[Data records]
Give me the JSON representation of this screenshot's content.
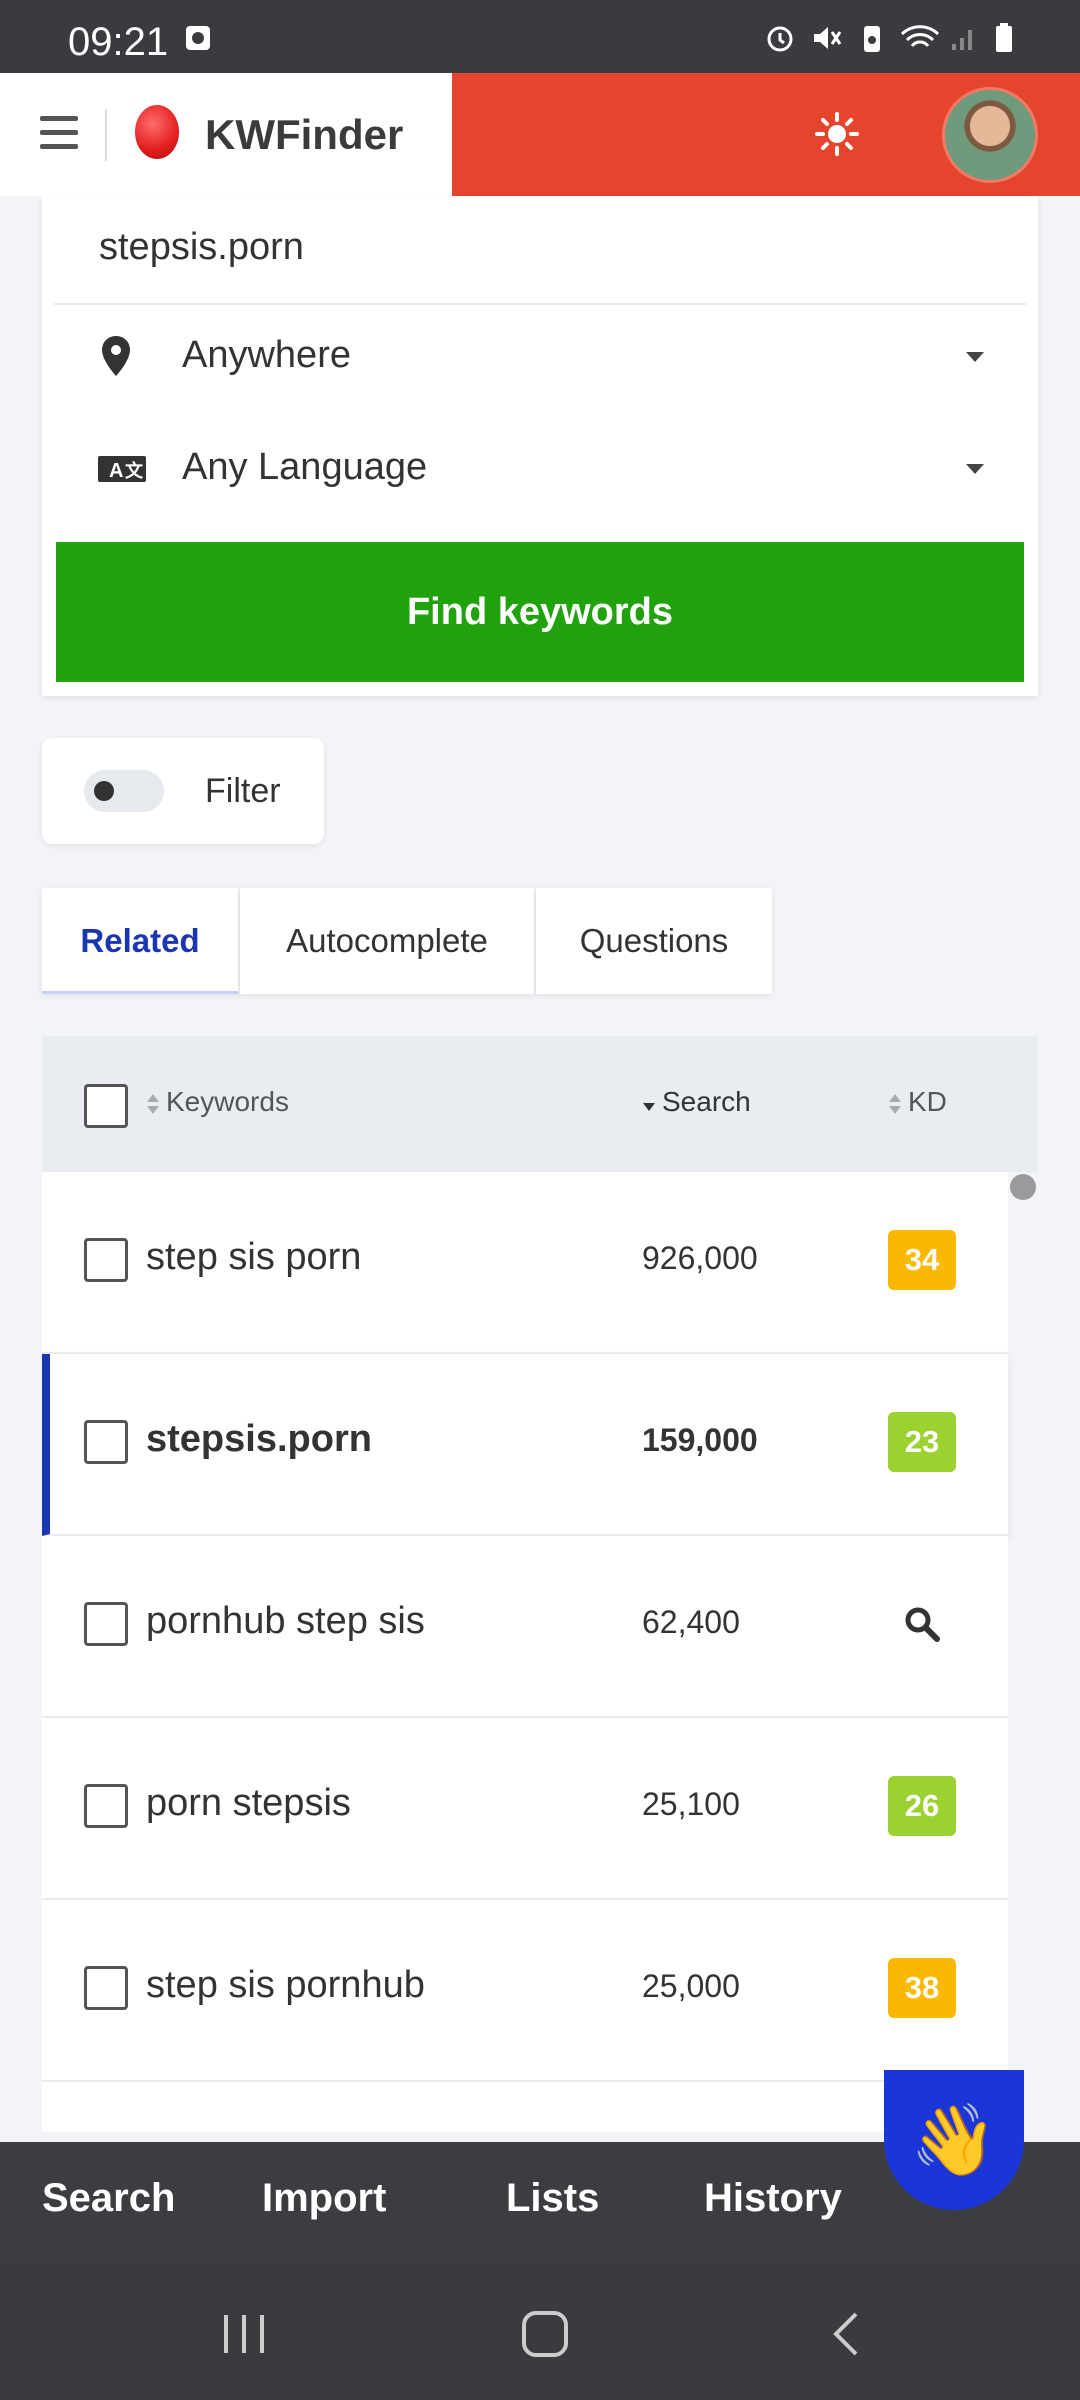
{
  "status_bar": {
    "time": "09:21"
  },
  "header": {
    "brand": "KWFinder",
    "accent_color": "#e5452c"
  },
  "search": {
    "query": "stepsis.porn",
    "location": "Anywhere",
    "language": "Any Language",
    "button_label": "Find keywords",
    "button_color": "#1fa20c"
  },
  "filter": {
    "label": "Filter"
  },
  "tabs": [
    {
      "label": "Related"
    },
    {
      "label": "Autocomplete"
    },
    {
      "label": "Questions"
    }
  ],
  "table": {
    "headers": {
      "keywords": "Keywords",
      "search": "Search",
      "kd": "KD"
    },
    "rows": [
      {
        "keyword": "step sis porn",
        "search": "926,000",
        "kd": "34",
        "kd_color": "#fbb800"
      },
      {
        "keyword": "stepsis.porn",
        "search": "159,000",
        "kd": "23",
        "kd_color": "#9bd22f"
      },
      {
        "keyword": "pornhub step sis",
        "search": "62,400",
        "kd": "",
        "kd_icon": "search-icon"
      },
      {
        "keyword": "porn stepsis",
        "search": "25,100",
        "kd": "26",
        "kd_color": "#9bd22f"
      },
      {
        "keyword": "step sis pornhub",
        "search": "25,000",
        "kd": "38",
        "kd_color": "#fbb800"
      }
    ]
  },
  "bottom_nav": {
    "search": "Search",
    "import": "Import",
    "lists": "Lists",
    "history": "History",
    "fab_icon": "👋"
  }
}
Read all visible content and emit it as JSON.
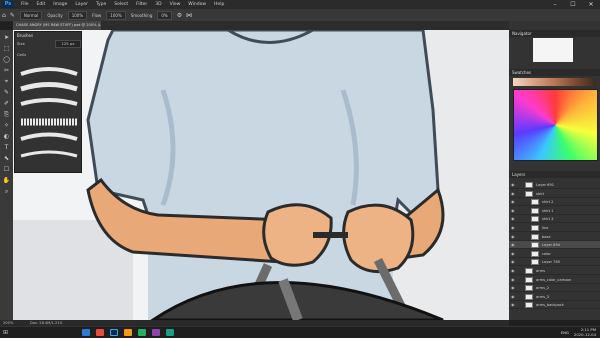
{
  "app": {
    "logo": "Ps"
  },
  "menu": [
    "File",
    "Edit",
    "Image",
    "Layer",
    "Type",
    "Select",
    "Filter",
    "3D",
    "View",
    "Window",
    "Help"
  ],
  "window_controls": {
    "minimize": "–",
    "maximize": "☐",
    "close": "✕"
  },
  "options_bar": {
    "preset": "Normal",
    "opacity_label": "Opacity",
    "opacity": "100%",
    "flow_label": "Flow",
    "flow": "100%",
    "smoothing_label": "Smoothing",
    "smoothing": "0%"
  },
  "document_tab": "CHASE ANGRY (MS RAW STUFF) psd @ 200% (Layer 793, RGB/8) *",
  "brush_panel": {
    "title": "Brushes",
    "size_label": "Size",
    "size": "125 px",
    "folder": "Cells"
  },
  "navigator": {
    "title": "Navigator"
  },
  "swatches": {
    "title": "Swatches"
  },
  "layers": {
    "title": "Layers",
    "items": [
      {
        "name": "Layer 691",
        "indent": 0
      },
      {
        "name": "shirt",
        "indent": 0
      },
      {
        "name": "shirt 2",
        "indent": 1
      },
      {
        "name": "shirt 1",
        "indent": 1
      },
      {
        "name": "shirt 3",
        "indent": 1
      },
      {
        "name": "line",
        "indent": 1
      },
      {
        "name": "base",
        "indent": 1
      },
      {
        "name": "Layer 894",
        "indent": 1,
        "selected": true
      },
      {
        "name": "color",
        "indent": 1
      },
      {
        "name": "Layer 785",
        "indent": 1
      },
      {
        "name": "arms",
        "indent": 0
      },
      {
        "name": "arms_color_cartoon",
        "indent": 0
      },
      {
        "name": "arms_2",
        "indent": 0
      },
      {
        "name": "arms_3",
        "indent": 0
      },
      {
        "name": "arms_backpack",
        "indent": 0
      }
    ]
  },
  "status": {
    "zoom": "200%",
    "doc": "Doc: 26.4M/1.21G"
  },
  "taskbar": {
    "time": "2:11 PM",
    "date": "2020-12-04",
    "lang": "ENG"
  },
  "colors": {
    "accent": "#31a8ff",
    "shirt": "#c9d7e3",
    "skin": "#e9a878",
    "bag": "#3a3a3a"
  }
}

■ What is expected: Reproduce every record word for word. The copy must contain no pictures.

■ Output for this exercise:
Give me the JSON representation of this screenshot's content.
{
  "status_bar": {
    "time": "09:21"
  },
  "header": {
    "brand": "KWFinder",
    "accent_color": "#e5452c"
  },
  "search": {
    "query": "stepsis.porn",
    "location": "Anywhere",
    "language": "Any Language",
    "button_label": "Find keywords",
    "button_color": "#1fa20c"
  },
  "filter": {
    "label": "Filter"
  },
  "tabs": [
    {
      "label": "Related"
    },
    {
      "label": "Autocomplete"
    },
    {
      "label": "Questions"
    }
  ],
  "table": {
    "headers": {
      "keywords": "Keywords",
      "search": "Search",
      "kd": "KD"
    },
    "rows": [
      {
        "keyword": "step sis porn",
        "search": "926,000",
        "kd": "34",
        "kd_color": "#fbb800"
      },
      {
        "keyword": "stepsis.porn",
        "search": "159,000",
        "kd": "23",
        "kd_color": "#9bd22f"
      },
      {
        "keyword": "pornhub step sis",
        "search": "62,400",
        "kd": "",
        "kd_icon": "search-icon"
      },
      {
        "keyword": "porn stepsis",
        "search": "25,100",
        "kd": "26",
        "kd_color": "#9bd22f"
      },
      {
        "keyword": "step sis pornhub",
        "search": "25,000",
        "kd": "38",
        "kd_color": "#fbb800"
      }
    ]
  },
  "bottom_nav": {
    "search": "Search",
    "import": "Import",
    "lists": "Lists",
    "history": "History",
    "fab_icon": "👋"
  }
}
Read all visible content and emit it as JSON.
{
  "app": {
    "logo": "Ps"
  },
  "menu": [
    "File",
    "Edit",
    "Image",
    "Layer",
    "Type",
    "Select",
    "Filter",
    "3D",
    "View",
    "Window",
    "Help"
  ],
  "window_controls": {
    "minimize": "–",
    "maximize": "☐",
    "close": "✕"
  },
  "options_bar": {
    "preset": "Normal",
    "opacity_label": "Opacity",
    "opacity": "100%",
    "flow_label": "Flow",
    "flow": "100%",
    "smoothing_label": "Smoothing",
    "smoothing": "0%"
  },
  "document_tab": "CHASE ANGRY (MS RAW STUFF) psd @ 200% (Layer 793, RGB/8) *",
  "brush_panel": {
    "title": "Brushes",
    "size_label": "Size",
    "size": "125 px",
    "folder": "Cells"
  },
  "navigator": {
    "title": "Navigator"
  },
  "swatches": {
    "title": "Swatches"
  },
  "layers": {
    "title": "Layers",
    "items": [
      {
        "name": "Layer 691",
        "indent": 0
      },
      {
        "name": "shirt",
        "indent": 0
      },
      {
        "name": "shirt 2",
        "indent": 1
      },
      {
        "name": "shirt 1",
        "indent": 1
      },
      {
        "name": "shirt 3",
        "indent": 1
      },
      {
        "name": "line",
        "indent": 1
      },
      {
        "name": "base",
        "indent": 1
      },
      {
        "name": "Layer 894",
        "indent": 1,
        "selected": true
      },
      {
        "name": "color",
        "indent": 1
      },
      {
        "name": "Layer 785",
        "indent": 1
      },
      {
        "name": "arms",
        "indent": 0
      },
      {
        "name": "arms_color_cartoon",
        "indent": 0
      },
      {
        "name": "arms_2",
        "indent": 0
      },
      {
        "name": "arms_3",
        "indent": 0
      },
      {
        "name": "arms_backpack",
        "indent": 0
      }
    ]
  },
  "status": {
    "zoom": "200%",
    "doc": "Doc: 26.4M/1.21G"
  },
  "taskbar": {
    "time": "2:11 PM",
    "date": "2020-12-04",
    "lang": "ENG"
  },
  "colors": {
    "accent": "#31a8ff",
    "shirt": "#c9d7e3",
    "skin": "#e9a878",
    "bag": "#3a3a3a"
  }
}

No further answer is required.